■ **Directive**
Every line of the data that contains the string "Façade" must be copied.
━━━━━ Data
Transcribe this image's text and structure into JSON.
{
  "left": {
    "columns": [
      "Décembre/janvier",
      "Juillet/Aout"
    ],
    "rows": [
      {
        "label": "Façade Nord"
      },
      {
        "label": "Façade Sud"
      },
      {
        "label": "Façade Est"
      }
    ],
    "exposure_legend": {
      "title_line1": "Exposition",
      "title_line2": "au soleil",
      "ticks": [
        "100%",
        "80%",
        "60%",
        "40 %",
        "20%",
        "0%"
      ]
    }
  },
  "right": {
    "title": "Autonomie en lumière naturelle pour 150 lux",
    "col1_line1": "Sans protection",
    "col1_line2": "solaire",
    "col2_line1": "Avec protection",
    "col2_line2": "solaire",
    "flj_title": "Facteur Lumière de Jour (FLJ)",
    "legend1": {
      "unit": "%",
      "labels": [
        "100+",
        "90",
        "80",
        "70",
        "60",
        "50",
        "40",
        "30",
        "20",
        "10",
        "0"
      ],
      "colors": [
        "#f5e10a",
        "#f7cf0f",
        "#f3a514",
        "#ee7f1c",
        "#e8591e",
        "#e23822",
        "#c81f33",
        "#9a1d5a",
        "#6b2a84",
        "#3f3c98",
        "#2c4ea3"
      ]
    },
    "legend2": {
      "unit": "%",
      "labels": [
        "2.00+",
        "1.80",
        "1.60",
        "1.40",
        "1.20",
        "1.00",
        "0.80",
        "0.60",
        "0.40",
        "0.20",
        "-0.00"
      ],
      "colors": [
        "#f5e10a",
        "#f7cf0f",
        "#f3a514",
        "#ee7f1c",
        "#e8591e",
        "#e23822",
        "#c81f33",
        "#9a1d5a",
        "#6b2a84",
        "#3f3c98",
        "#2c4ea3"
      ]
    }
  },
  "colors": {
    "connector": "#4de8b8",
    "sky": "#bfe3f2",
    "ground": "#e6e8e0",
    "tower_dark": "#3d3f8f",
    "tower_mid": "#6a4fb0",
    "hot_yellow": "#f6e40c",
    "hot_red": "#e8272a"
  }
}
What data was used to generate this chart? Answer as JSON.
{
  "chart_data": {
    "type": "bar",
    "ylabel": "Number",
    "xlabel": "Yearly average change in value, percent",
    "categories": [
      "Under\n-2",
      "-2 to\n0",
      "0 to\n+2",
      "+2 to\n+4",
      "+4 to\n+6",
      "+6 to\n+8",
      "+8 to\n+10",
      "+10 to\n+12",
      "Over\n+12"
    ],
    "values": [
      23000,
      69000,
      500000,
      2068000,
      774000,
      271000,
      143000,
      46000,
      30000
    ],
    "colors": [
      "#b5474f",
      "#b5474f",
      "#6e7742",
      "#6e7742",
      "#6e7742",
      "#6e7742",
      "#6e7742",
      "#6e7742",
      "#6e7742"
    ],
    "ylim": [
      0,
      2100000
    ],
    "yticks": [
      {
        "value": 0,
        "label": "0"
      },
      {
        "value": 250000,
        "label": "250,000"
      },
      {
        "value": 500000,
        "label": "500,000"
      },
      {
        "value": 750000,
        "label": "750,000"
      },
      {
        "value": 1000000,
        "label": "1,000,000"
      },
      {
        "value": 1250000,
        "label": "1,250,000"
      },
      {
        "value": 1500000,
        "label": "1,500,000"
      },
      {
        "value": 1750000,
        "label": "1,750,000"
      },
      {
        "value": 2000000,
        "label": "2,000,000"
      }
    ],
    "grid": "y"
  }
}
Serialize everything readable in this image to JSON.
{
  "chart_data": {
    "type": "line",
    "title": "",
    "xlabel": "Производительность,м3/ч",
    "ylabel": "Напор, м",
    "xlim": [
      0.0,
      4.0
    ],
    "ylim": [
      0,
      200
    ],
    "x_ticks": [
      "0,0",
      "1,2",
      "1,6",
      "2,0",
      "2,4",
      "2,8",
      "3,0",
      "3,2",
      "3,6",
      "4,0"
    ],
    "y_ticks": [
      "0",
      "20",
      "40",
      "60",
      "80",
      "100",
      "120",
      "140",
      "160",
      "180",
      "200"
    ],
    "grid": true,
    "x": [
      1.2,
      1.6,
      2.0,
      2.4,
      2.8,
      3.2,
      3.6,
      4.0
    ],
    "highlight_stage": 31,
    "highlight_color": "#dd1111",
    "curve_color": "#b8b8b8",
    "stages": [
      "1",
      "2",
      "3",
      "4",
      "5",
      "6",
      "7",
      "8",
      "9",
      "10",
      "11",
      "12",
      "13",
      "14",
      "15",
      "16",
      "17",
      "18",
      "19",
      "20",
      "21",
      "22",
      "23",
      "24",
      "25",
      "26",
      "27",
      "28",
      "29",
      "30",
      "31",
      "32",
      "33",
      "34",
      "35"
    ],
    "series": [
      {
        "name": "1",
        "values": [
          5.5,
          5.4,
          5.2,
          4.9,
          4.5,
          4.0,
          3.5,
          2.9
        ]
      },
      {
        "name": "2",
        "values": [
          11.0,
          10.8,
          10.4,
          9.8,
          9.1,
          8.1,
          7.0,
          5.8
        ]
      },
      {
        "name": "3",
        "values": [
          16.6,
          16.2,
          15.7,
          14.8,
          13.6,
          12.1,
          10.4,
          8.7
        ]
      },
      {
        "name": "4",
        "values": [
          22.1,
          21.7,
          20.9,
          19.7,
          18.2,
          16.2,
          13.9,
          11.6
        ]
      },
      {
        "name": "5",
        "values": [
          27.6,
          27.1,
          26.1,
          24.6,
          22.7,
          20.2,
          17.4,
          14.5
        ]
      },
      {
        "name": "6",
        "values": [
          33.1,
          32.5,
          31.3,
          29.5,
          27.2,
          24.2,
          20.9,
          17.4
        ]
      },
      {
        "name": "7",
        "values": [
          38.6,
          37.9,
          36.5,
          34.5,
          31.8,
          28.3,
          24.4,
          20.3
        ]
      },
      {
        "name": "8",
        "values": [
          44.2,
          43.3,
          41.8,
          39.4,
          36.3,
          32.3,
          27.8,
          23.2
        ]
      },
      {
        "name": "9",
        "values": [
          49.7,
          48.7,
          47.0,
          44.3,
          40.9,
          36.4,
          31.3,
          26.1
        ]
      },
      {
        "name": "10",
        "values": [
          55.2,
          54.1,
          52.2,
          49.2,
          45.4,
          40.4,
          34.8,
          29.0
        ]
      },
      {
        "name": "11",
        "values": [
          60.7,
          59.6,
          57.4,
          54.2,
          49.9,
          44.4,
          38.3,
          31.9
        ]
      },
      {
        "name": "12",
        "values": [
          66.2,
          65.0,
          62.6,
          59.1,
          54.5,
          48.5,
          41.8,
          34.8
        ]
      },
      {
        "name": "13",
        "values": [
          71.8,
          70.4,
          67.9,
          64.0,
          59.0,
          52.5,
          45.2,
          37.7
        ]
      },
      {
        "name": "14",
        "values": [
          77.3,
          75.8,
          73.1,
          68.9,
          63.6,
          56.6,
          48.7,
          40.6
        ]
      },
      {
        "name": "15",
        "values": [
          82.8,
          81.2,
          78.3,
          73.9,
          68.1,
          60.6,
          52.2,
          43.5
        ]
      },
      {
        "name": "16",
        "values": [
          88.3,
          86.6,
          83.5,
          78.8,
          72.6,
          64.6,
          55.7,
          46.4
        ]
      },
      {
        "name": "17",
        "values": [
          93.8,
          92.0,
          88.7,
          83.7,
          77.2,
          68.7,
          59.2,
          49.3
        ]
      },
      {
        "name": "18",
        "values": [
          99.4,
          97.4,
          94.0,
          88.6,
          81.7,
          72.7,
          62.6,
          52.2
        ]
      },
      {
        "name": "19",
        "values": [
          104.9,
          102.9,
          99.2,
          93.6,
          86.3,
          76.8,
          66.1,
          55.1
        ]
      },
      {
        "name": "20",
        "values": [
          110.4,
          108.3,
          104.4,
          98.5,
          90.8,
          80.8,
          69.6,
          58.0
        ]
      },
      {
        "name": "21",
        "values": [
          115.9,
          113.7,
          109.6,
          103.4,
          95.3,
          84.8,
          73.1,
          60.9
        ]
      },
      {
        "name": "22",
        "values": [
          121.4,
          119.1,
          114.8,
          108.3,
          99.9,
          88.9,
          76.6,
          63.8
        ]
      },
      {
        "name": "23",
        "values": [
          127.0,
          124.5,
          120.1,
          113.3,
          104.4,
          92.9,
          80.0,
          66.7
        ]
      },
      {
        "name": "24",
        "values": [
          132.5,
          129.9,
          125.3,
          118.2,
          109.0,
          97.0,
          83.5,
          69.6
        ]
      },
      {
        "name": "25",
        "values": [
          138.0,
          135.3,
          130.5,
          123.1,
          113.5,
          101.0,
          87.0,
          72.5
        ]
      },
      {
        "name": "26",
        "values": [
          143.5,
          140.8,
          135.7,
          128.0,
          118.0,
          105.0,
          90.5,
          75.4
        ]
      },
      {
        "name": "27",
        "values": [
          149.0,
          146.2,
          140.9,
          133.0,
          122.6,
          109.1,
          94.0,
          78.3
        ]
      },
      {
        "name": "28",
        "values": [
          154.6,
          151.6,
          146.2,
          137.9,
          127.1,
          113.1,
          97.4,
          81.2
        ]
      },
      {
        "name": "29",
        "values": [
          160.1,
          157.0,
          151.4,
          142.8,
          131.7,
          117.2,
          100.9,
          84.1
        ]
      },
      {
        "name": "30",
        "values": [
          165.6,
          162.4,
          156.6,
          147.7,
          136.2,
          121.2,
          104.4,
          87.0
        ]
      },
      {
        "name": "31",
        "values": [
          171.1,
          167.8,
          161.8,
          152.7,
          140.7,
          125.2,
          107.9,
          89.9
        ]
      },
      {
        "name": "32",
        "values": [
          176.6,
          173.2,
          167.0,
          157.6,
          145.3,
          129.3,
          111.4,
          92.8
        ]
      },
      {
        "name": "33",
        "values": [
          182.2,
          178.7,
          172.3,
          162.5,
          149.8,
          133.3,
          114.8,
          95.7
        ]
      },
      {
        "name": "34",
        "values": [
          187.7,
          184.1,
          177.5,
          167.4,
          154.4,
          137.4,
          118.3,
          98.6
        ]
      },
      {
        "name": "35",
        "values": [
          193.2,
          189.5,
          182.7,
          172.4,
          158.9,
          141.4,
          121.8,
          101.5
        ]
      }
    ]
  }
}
━━━━━━━━━━
■ **Correct result**
        "label": "Façade Nord"
        "label": "Façade Sud"
        "label": "Façade Est"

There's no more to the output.